Set problem
Report every line from the material that contains the word "biotestów".
##### Raw records
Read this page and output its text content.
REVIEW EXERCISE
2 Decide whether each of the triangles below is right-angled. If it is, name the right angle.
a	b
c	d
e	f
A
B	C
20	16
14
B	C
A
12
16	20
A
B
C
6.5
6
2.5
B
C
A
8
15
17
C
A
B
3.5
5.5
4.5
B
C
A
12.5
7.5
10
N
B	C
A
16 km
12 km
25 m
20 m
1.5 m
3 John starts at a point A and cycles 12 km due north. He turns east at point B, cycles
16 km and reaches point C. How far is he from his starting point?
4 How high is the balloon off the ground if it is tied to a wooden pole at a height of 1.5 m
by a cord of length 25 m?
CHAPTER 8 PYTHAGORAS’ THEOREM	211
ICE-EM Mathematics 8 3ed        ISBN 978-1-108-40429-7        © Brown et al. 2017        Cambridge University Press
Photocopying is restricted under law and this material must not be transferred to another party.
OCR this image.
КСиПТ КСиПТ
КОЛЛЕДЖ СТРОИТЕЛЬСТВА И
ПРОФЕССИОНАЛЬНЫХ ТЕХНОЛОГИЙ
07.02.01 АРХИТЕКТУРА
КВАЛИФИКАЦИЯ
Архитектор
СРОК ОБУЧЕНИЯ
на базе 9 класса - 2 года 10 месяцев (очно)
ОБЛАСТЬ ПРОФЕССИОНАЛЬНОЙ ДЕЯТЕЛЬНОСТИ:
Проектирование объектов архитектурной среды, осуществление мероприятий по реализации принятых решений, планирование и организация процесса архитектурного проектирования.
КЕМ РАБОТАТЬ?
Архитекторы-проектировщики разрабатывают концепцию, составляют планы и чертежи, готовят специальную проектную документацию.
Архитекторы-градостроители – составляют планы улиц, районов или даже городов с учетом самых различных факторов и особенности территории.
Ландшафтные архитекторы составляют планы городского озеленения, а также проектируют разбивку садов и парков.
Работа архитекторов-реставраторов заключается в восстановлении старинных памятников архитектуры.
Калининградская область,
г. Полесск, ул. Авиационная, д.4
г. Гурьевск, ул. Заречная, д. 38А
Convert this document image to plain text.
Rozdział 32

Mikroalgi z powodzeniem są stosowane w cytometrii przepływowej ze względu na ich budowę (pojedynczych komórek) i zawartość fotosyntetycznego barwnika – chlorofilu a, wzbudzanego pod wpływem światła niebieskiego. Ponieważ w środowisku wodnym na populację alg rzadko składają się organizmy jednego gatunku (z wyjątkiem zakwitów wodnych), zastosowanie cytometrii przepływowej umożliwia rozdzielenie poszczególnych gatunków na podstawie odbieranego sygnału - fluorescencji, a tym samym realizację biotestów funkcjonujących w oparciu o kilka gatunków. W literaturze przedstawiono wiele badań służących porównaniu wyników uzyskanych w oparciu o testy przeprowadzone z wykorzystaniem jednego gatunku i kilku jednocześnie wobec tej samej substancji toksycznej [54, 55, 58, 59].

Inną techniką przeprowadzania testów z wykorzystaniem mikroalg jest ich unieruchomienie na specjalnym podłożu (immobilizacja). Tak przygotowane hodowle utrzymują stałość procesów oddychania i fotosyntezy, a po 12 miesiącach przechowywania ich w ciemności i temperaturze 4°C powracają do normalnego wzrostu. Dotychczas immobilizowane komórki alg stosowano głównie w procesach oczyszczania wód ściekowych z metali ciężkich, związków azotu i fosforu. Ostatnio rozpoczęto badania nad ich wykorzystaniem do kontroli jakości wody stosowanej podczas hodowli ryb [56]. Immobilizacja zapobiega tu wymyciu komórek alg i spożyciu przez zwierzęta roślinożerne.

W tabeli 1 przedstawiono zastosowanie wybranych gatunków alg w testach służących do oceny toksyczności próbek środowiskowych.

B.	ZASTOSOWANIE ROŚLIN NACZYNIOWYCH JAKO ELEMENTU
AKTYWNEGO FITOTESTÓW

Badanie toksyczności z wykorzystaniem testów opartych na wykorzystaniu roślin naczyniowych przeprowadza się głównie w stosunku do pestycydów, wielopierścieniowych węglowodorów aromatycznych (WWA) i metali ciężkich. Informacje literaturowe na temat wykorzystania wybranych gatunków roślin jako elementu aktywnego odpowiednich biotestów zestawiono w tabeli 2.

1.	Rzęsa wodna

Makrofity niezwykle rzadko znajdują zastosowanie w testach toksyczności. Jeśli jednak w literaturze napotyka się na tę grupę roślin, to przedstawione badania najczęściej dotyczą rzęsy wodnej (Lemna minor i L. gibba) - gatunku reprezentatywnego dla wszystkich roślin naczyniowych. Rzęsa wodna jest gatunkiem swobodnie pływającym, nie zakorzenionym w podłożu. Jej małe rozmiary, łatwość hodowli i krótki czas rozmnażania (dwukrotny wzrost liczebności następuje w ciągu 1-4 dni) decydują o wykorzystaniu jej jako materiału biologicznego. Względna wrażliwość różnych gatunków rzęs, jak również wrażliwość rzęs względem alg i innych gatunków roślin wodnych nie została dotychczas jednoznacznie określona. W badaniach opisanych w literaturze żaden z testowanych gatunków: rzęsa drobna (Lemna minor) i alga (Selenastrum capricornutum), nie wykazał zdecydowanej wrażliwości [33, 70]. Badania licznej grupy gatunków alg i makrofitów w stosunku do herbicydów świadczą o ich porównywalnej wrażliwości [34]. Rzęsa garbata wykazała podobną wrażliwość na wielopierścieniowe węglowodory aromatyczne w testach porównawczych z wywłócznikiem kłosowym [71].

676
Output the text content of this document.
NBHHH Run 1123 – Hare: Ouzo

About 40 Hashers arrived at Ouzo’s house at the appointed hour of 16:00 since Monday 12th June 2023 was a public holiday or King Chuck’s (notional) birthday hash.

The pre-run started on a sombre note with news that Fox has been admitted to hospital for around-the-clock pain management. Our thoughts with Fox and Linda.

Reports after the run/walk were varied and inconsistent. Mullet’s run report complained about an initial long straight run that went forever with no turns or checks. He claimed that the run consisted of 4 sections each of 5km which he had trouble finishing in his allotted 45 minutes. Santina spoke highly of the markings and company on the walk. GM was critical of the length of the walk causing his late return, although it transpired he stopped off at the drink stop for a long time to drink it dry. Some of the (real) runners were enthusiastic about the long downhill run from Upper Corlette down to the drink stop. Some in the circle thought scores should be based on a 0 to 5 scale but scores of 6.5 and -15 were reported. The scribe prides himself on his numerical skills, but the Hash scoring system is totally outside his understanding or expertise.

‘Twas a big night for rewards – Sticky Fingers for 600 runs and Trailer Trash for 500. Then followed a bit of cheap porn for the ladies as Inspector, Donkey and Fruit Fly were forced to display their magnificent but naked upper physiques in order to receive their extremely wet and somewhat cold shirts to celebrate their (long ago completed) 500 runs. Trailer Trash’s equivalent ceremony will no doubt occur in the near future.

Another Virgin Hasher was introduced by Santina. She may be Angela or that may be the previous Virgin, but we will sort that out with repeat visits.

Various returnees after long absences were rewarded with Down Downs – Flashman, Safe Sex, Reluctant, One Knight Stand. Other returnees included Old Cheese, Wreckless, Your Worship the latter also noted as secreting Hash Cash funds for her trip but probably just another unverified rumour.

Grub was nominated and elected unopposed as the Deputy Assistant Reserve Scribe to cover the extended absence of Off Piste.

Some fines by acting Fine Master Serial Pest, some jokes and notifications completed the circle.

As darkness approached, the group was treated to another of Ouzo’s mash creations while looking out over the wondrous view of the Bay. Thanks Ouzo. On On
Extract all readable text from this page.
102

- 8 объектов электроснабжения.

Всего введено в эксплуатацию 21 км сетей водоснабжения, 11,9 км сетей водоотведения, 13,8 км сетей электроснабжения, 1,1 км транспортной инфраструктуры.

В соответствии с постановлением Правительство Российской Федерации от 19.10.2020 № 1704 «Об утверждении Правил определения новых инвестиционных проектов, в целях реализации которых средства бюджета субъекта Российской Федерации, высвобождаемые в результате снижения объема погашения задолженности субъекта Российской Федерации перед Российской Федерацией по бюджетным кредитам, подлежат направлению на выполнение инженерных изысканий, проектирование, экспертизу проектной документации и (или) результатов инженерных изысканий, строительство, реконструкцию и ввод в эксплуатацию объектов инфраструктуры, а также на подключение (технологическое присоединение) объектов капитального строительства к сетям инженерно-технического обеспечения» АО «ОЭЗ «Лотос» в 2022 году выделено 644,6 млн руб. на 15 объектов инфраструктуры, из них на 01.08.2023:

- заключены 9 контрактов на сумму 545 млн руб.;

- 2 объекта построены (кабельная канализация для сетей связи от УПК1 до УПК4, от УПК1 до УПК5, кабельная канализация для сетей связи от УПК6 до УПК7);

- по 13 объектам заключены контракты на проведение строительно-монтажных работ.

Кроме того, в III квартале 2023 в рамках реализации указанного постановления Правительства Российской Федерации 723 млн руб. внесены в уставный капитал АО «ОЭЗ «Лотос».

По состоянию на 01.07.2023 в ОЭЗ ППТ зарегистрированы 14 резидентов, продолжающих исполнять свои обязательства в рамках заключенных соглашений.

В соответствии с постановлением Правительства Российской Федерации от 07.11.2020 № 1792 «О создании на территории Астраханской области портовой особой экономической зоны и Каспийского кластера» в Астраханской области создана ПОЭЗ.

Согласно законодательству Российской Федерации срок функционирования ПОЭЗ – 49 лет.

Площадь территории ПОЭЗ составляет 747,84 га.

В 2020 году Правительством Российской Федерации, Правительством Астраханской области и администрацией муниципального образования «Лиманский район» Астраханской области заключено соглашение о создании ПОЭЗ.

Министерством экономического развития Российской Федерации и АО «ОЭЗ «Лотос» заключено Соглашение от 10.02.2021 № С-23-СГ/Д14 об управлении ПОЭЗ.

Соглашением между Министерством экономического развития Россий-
##########
Complete answer
Mikroalgi z powodzeniem są stosowane w cytometrii przepływowej ze względu na ich budowę (pojedynczych komórek) i zawartość fotosyntetycznego barwnika – chlorofilu a, wzbudzanego pod wpływem światła niebieskiego. Ponieważ w środowisku wodnym na populację alg rzadko składają się organizmy jednego gatunku (z wyjątkiem zakwitów wodnych), zastosowanie cytometrii przepływowej umożliwia rozdzielenie poszczególnych gatunków na podstawie odbieranego sygnału - fluorescencji, a tym samym realizację biotestów funkcjonujących w oparciu o kilka gatunków. W literaturze przedstawiono wiele badań służących porównaniu wyników uzyskanych w oparciu o testy przeprowadzone z wykorzystaniem jednego gatunku i kilku jednocześnie wobec tej samej substancji toksycznej [54, 55, 58, 59].
Badanie toksyczności z wykorzystaniem testów opartych na wykorzystaniu roślin naczyniowych przeprowadza się głównie w stosunku do pestycydów, wielopierścieniowych węglowodorów aromatycznych (WWA) i metali ciężkich. Informacje literaturowe na temat wykorzystania wybranych gatunków roślin jako elementu aktywnego odpowiednich biotestów zestawiono w tabeli 2.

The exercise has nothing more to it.